[Begin]

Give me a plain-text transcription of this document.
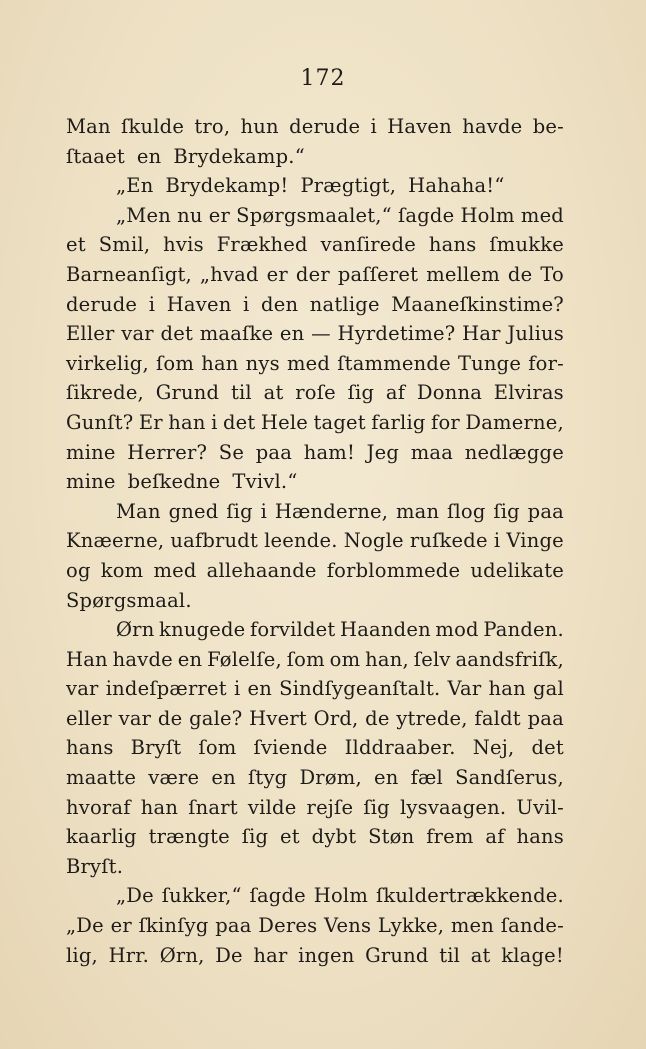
172
Man ſkulde tro, hun derude i Haven havde be-
ſtaaet en Brydekamp.“
„En Brydekamp! Prægtigt, Hahaha!“
„Men nu er Spørgsmaalet,“ ſagde Holm med
et Smil, hvis Frækhed vanſirede hans ſmukke
Barneanſigt, „hvad er der paſſeret mellem de To
derude i Haven i den natlige Maaneſkinstime?
Eller var det maaſke en — Hyrdetime? Har Julius
virkelig, ſom han nys med ſtammende Tunge for-
ſikrede, Grund til at roſe ſig af Donna Elviras
Gunſt? Er han i det Hele taget farlig for Damerne,
mine Herrer? Se paa ham! Jeg maa nedlægge
mine beſkedne Tvivl.“
Man gned ſig i Hænderne, man ſlog ſig paa
Knæerne, uafbrudt leende. Nogle ruſkede i Vinge
og kom med allehaande forblommede udelikate
Spørgsmaal.
Ørn knugede forvildet Haanden mod Panden.
Han havde en Følelſe, ſom om han, ſelv aandsfriſk,
var indeſpærret i en Sindſygeanſtalt. Var han gal
eller var de gale? Hvert Ord, de ytrede, faldt paa
hans Bryſt ſom ſviende Ilddraaber. Nej, det
maatte være en ſtyg Drøm, en fæl Sandſerus,
hvoraf han ſnart vilde rejſe ſig lysvaagen. Uvil-
kaarlig trængte ſig et dybt Støn frem af hans
Bryſt.
„De ſukker,“ ſagde Holm ſkuldertrækkende.
„De er ſkinſyg paa Deres Vens Lykke, men ſande-
lig, Hrr. Ørn, De har ingen Grund til at klage!
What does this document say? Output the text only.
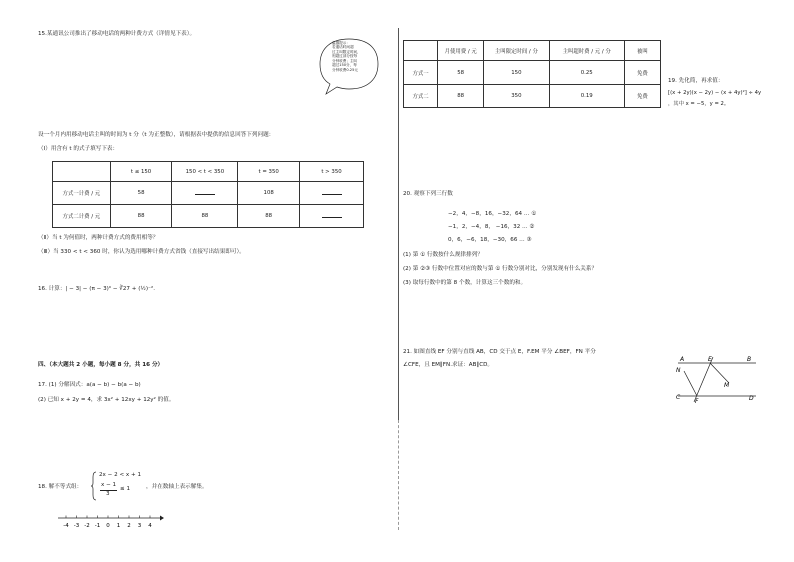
15.某通讯公司推出了移动电话的两种计费方式（详情见下表）。
温馨提示：
若通话时间超
过主叫限定时间，
则超过部分按每
分钟收费；主叫
超过150分，每
分钟收费0.25元
设一个月内用移动电话主叫的时间为 t 分（t 为正整数），请根据表中提供的信息回答下列问题：
（Ⅰ）用含有 t 的式子填写下表：
	t ≤ 150	150 < t < 350	t = 350	t > 350
方式一计费 / 元	58		108	
方式二计费 / 元	88	88	88	
（Ⅱ）当 t 为何值时，两种计费方式的费用相等？
（Ⅲ）当 330 < t < 360 时，你认为选用哪种计费方式省钱（直接写出结果即可）。
16. 计算：| − 3| − (π − 3)⁰ − ∛27 + (½)⁻².
四、（本大题共 2 小题，每小题 8 分，共 16 分）
17. (1) 分解因式：a(a − b) − b(a − b)
(2) 已知 x + 2y = 4，求 3x² + 12xy + 12y² 的值。
18. 解不等式组：
2x − 2 < x + 1
x − 1
3
≤ 1	，并在数轴上表示解集。
-4 -3 -2 -1 0 1 2 3 4
	月使用费 / 元	主叫限定时间 / 分	主叫超时费 / 元 / 分	被叫
方式一	58	150	0.25	免费
方式二	88	350	0.19	免费
19. 先化简，再求值：
[(x + 2y)(x − 2y) − (x + 4y)²] ÷ 4y
，其中 x = −5，y = 2。
20. 观察下列三行数
−2，4，−8，16，−32，64 … ①
−1，2，−4，8， −16，32 … ②
0，6，−6，18，−30，66 … ③
(1) 第 ① 行数按什么规律排列？
(2) 第 ②③ 行数中位置对应的数与第 ① 行数分别对比，分别发现有什么关系？
(3) 取每行数中的第 8 个数，计算这三个数的和。
21. 如图直线 EF 分别与直线 AB，CD 交于点 E，F.EM 平分 ∠BEF，FN 平分
∠CFE，且 EM∥FN.求证：AB∥CD。
A	E	B
N
M
C
F	D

[End]

## Given task
Transcribe the listing above verbatim. Omit the pictures.

## Task output
Give me a plain-text transcription of this document.
172
Man ſkulde tro, hun derude i Haven havde be-
ſtaaet en Brydekamp.“
„En Brydekamp! Prægtigt, Hahaha!“
„Men nu er Spørgsmaalet,“ ſagde Holm med
et Smil, hvis Frækhed vanſirede hans ſmukke
Barneanſigt, „hvad er der paſſeret mellem de To
derude i Haven i den natlige Maaneſkinstime?
Eller var det maaſke en — Hyrdetime? Har Julius
virkelig, ſom han nys med ſtammende Tunge for-
ſikrede, Grund til at roſe ſig af Donna Elviras
Gunſt? Er han i det Hele taget farlig for Damerne,
mine Herrer? Se paa ham! Jeg maa nedlægge
mine beſkedne Tvivl.“
Man gned ſig i Hænderne, man ſlog ſig paa
Knæerne, uafbrudt leende. Nogle ruſkede i Vinge
og kom med allehaande forblommede udelikate
Spørgsmaal.
Ørn knugede forvildet Haanden mod Panden.
Han havde en Følelſe, ſom om han, ſelv aandsfriſk,
var indeſpærret i en Sindſygeanſtalt. Var han gal
eller var de gale? Hvert Ord, de ytrede, faldt paa
hans Bryſt ſom ſviende Ilddraaber. Nej, det
maatte være en ſtyg Drøm, en fæl Sandſerus,
hvoraf han ſnart vilde rejſe ſig lysvaagen. Uvil-
kaarlig trængte ſig et dybt Støn frem af hans
Bryſt.
„De ſukker,“ ſagde Holm ſkuldertrækkende.
„De er ſkinſyg paa Deres Vens Lykke, men ſande-
lig, Hrr. Ørn, De har ingen Grund til at klage!
What does this document say? Output the text only.
15.某通讯公司推出了移动电话的两种计费方式（详情见下表）。
温馨提示：
若通话时间超
过主叫限定时间，
则超过部分按每
分钟收费；主叫
超过150分，每
分钟收费0.25元
设一个月内用移动电话主叫的时间为 t 分（t 为正整数），请根据表中提供的信息回答下列问题：
（Ⅰ）用含有 t 的式子填写下表：
	t ≤ 150	150 < t < 350	t = 350	t > 350
方式一计费 / 元	58		108	
方式二计费 / 元	88	88	88	
（Ⅱ）当 t 为何值时，两种计费方式的费用相等？
（Ⅲ）当 330 < t < 360 时，你认为选用哪种计费方式省钱（直接写出结果即可）。
16. 计算：| − 3| − (π − 3)⁰ − ∛27 + (½)⁻².
四、（本大题共 2 小题，每小题 8 分，共 16 分）
17. (1) 分解因式：a(a − b) − b(a − b)
(2) 已知 x + 2y = 4，求 3x² + 12xy + 12y² 的值。
18. 解不等式组：
2x − 2 < x + 1
x − 1
3
≤ 1	，并在数轴上表示解集。
-4 -3 -2 -1 0 1 2 3 4
	月使用费 / 元	主叫限定时间 / 分	主叫超时费 / 元 / 分	被叫
方式一	58	150	0.25	免费
方式二	88	350	0.19	免费
19. 先化简，再求值：
[(x + 2y)(x − 2y) − (x + 4y)²] ÷ 4y
，其中 x = −5，y = 2。
20. 观察下列三行数
−2，4，−8，16，−32，64 … ①
−1，2，−4，8， −16，32 … ②
0，6，−6，18，−30，66 … ③
(1) 第 ① 行数按什么规律排列？
(2) 第 ②③ 行数中位置对应的数与第 ① 行数分别对比，分别发现有什么关系？
(3) 取每行数中的第 8 个数，计算这三个数的和。
21. 如图直线 EF 分别与直线 AB，CD 交于点 E，F.EM 平分 ∠BEF，FN 平分
∠CFE，且 EM∥FN.求证：AB∥CD。
A	E	B
N
M
C
F	D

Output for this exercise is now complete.